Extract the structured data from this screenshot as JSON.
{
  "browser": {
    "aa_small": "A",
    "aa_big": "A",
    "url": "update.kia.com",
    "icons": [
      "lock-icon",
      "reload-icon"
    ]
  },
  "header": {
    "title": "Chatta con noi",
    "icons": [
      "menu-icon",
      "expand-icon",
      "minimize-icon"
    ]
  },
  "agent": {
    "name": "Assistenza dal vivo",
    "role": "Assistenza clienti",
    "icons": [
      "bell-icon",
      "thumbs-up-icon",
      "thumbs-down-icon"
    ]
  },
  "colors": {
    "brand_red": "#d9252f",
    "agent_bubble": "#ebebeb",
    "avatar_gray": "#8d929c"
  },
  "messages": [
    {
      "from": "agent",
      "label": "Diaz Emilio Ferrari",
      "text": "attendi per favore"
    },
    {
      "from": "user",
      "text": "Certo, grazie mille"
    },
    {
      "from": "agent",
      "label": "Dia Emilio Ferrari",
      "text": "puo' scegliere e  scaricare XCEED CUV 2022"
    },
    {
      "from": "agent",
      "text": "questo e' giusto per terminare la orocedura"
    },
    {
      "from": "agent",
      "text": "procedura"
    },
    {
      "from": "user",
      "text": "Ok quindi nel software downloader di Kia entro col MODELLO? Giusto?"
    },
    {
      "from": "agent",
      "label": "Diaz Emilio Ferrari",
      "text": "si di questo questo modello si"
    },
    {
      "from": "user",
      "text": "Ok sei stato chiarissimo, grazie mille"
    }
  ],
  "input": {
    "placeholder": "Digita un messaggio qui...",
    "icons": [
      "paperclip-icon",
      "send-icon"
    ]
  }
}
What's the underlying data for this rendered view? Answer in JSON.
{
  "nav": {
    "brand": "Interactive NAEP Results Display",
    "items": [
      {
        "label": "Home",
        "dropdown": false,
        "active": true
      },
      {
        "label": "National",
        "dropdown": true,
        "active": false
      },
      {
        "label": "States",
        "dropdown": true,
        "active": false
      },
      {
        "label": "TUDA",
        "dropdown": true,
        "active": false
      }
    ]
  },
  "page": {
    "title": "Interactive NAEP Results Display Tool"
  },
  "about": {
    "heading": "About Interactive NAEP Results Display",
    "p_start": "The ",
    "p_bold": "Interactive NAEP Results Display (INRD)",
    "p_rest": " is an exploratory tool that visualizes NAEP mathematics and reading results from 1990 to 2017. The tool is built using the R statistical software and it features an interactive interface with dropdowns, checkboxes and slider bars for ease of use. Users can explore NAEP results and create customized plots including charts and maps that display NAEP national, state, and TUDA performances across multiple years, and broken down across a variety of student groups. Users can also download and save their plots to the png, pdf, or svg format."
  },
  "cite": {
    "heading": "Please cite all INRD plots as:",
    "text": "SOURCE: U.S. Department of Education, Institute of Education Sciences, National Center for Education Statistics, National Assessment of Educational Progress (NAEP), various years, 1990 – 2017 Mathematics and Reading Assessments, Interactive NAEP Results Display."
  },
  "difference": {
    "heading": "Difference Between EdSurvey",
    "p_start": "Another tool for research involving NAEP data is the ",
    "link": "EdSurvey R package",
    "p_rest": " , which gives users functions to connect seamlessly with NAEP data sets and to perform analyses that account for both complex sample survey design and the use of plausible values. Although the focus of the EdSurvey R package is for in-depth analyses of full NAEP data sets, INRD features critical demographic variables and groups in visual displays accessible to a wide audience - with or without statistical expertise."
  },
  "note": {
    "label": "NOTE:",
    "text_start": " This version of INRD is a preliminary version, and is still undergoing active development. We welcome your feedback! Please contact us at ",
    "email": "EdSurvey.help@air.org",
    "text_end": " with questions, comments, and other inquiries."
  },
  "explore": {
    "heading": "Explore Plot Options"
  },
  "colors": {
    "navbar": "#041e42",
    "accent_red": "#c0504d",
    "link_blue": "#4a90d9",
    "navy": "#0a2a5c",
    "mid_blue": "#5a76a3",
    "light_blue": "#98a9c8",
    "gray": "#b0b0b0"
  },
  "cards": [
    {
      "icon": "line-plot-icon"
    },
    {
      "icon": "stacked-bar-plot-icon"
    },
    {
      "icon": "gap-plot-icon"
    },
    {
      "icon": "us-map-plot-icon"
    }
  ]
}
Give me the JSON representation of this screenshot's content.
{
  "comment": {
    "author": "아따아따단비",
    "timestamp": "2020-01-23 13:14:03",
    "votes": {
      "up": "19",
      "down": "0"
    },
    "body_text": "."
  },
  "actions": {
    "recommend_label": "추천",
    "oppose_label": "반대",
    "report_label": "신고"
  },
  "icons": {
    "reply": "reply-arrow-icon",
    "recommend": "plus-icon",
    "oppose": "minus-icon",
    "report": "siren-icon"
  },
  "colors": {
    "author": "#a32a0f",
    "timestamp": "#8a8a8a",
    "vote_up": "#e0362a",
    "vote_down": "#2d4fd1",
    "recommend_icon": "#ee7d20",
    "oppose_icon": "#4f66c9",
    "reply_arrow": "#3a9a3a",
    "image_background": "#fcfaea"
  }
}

● ● ●

Repeat all of the records above exactly as they appear.

Extract the structured data from this screenshot as JSON.
{
  "browser": {
    "aa_small": "A",
    "aa_big": "A",
    "url": "update.kia.com",
    "icons": [
      "lock-icon",
      "reload-icon"
    ]
  },
  "header": {
    "title": "Chatta con noi",
    "icons": [
      "menu-icon",
      "expand-icon",
      "minimize-icon"
    ]
  },
  "agent": {
    "name": "Assistenza dal vivo",
    "role": "Assistenza clienti",
    "icons": [
      "bell-icon",
      "thumbs-up-icon",
      "thumbs-down-icon"
    ]
  },
  "colors": {
    "brand_red": "#d9252f",
    "agent_bubble": "#ebebeb",
    "avatar_gray": "#8d929c"
  },
  "messages": [
    {
      "from": "agent",
      "label": "Diaz Emilio Ferrari",
      "text": "attendi per favore"
    },
    {
      "from": "user",
      "text": "Certo, grazie mille"
    },
    {
      "from": "agent",
      "label": "Dia Emilio Ferrari",
      "text": "puo' scegliere e  scaricare XCEED CUV 2022"
    },
    {
      "from": "agent",
      "text": "questo e' giusto per terminare la orocedura"
    },
    {
      "from": "agent",
      "text": "procedura"
    },
    {
      "from": "user",
      "text": "Ok quindi nel software downloader di Kia entro col MODELLO? Giusto?"
    },
    {
      "from": "agent",
      "label": "Diaz Emilio Ferrari",
      "text": "si di questo questo modello si"
    },
    {
      "from": "user",
      "text": "Ok sei stato chiarissimo, grazie mille"
    }
  ],
  "input": {
    "placeholder": "Digita un messaggio qui...",
    "icons": [
      "paperclip-icon",
      "send-icon"
    ]
  }
}
What's the underlying data for this rendered view? Answer in JSON.
{
  "nav": {
    "brand": "Interactive NAEP Results Display",
    "items": [
      {
        "label": "Home",
        "dropdown": false,
        "active": true
      },
      {
        "label": "National",
        "dropdown": true,
        "active": false
      },
      {
        "label": "States",
        "dropdown": true,
        "active": false
      },
      {
        "label": "TUDA",
        "dropdown": true,
        "active": false
      }
    ]
  },
  "page": {
    "title": "Interactive NAEP Results Display Tool"
  },
  "about": {
    "heading": "About Interactive NAEP Results Display",
    "p_start": "The ",
    "p_bold": "Interactive NAEP Results Display (INRD)",
    "p_rest": " is an exploratory tool that visualizes NAEP mathematics and reading results from 1990 to 2017. The tool is built using the R statistical software and it features an interactive interface with dropdowns, checkboxes and slider bars for ease of use. Users can explore NAEP results and create customized plots including charts and maps that display NAEP national, state, and TUDA performances across multiple years, and broken down across a variety of student groups. Users can also download and save their plots to the png, pdf, or svg format."
  },
  "cite": {
    "heading": "Please cite all INRD plots as:",
    "text": "SOURCE: U.S. Department of Education, Institute of Education Sciences, National Center for Education Statistics, National Assessment of Educational Progress (NAEP), various years, 1990 – 2017 Mathematics and Reading Assessments, Interactive NAEP Results Display."
  },
  "difference": {
    "heading": "Difference Between EdSurvey",
    "p_start": "Another tool for research involving NAEP data is the ",
    "link": "EdSurvey R package",
    "p_rest": " , which gives users functions to connect seamlessly with NAEP data sets and to perform analyses that account for both complex sample survey design and the use of plausible values. Although the focus of the EdSurvey R package is for in-depth analyses of full NAEP data sets, INRD features critical demographic variables and groups in visual displays accessible to a wide audience - with or without statistical expertise."
  },
  "note": {
    "label": "NOTE:",
    "text_start": " This version of INRD is a preliminary version, and is still undergoing active development. We welcome your feedback! Please contact us at ",
    "email": "EdSurvey.help@air.org",
    "text_end": " with questions, comments, and other inquiries."
  },
  "explore": {
    "heading": "Explore Plot Options"
  },
  "colors": {
    "navbar": "#041e42",
    "accent_red": "#c0504d",
    "link_blue": "#4a90d9",
    "navy": "#0a2a5c",
    "mid_blue": "#5a76a3",
    "light_blue": "#98a9c8",
    "gray": "#b0b0b0"
  },
  "cards": [
    {
      "icon": "line-plot-icon"
    },
    {
      "icon": "stacked-bar-plot-icon"
    },
    {
      "icon": "gap-plot-icon"
    },
    {
      "icon": "us-map-plot-icon"
    }
  ]
}
Give me the JSON representation of this screenshot's content.
{
  "comment": {
    "author": "아따아따단비",
    "timestamp": "2020-01-23 13:14:03",
    "votes": {
      "up": "19",
      "down": "0"
    },
    "body_text": "."
  },
  "actions": {
    "recommend_label": "추천",
    "oppose_label": "반대",
    "report_label": "신고"
  },
  "icons": {
    "reply": "reply-arrow-icon",
    "recommend": "plus-icon",
    "oppose": "minus-icon",
    "report": "siren-icon"
  },
  "colors": {
    "author": "#a32a0f",
    "timestamp": "#8a8a8a",
    "vote_up": "#e0362a",
    "vote_down": "#2d4fd1",
    "recommend_icon": "#ee7d20",
    "oppose_icon": "#4f66c9",
    "reply_arrow": "#3a9a3a",
    "image_background": "#fcfaea"
  }
}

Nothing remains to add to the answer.